Directions for this task
All lines featuring the string "JSON" are to be listed.

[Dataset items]
--------------------------------

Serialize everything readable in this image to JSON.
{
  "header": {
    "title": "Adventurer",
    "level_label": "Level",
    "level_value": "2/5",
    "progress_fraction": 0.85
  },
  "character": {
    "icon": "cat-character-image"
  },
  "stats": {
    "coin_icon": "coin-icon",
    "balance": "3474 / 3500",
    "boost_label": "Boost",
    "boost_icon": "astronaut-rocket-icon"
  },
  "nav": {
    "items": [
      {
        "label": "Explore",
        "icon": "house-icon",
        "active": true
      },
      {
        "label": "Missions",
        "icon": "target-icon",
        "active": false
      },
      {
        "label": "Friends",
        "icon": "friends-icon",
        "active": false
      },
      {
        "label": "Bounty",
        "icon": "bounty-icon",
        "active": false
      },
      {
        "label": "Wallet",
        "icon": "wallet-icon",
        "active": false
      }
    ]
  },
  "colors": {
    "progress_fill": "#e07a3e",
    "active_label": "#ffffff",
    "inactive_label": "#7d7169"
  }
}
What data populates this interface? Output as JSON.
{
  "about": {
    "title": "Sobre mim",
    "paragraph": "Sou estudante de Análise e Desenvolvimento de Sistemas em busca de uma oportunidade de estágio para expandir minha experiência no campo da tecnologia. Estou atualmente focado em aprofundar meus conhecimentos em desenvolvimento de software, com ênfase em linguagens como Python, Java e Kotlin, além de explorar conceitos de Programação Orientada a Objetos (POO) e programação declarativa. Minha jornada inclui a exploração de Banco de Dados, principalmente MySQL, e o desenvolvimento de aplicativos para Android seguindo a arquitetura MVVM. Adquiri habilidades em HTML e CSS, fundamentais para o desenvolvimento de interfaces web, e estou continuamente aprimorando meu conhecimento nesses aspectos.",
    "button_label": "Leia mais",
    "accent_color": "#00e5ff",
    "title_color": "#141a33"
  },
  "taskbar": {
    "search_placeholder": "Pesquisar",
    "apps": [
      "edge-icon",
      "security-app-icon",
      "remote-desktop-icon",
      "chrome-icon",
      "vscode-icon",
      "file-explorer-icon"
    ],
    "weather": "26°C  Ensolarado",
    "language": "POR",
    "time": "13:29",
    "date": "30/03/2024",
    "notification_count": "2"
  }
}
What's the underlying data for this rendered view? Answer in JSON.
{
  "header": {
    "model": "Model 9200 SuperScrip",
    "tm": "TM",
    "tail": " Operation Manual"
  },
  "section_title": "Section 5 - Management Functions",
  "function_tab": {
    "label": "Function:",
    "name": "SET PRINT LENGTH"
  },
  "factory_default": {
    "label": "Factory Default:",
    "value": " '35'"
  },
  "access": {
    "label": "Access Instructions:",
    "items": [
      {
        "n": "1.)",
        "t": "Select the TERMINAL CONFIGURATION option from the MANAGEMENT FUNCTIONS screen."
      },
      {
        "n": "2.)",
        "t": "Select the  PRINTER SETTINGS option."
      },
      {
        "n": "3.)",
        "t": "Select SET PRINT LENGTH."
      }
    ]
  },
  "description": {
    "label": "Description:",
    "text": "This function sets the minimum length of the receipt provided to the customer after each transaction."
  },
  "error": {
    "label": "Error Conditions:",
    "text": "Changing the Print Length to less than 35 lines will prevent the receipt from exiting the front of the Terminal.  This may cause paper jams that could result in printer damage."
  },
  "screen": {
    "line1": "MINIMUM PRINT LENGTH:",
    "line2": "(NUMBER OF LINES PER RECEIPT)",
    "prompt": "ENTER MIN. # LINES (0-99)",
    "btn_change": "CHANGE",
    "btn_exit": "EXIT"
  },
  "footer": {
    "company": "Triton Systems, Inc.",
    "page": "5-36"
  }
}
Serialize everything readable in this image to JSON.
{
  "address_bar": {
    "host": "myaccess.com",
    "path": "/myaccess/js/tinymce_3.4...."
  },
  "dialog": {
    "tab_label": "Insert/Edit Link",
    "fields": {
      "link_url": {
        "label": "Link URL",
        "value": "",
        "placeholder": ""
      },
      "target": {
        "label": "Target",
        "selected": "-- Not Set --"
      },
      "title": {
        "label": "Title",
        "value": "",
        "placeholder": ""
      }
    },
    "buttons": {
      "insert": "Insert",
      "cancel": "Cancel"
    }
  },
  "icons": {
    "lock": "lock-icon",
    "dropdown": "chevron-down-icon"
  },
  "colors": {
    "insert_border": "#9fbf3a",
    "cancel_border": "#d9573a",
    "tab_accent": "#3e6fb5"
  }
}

--------------------------------

Solution below
Serialize everything readable in this image to JSON.
What data populates this interface? Output as JSON.
What's the underlying data for this rendered view? Answer in JSON.
Serialize everything readable in this image to JSON.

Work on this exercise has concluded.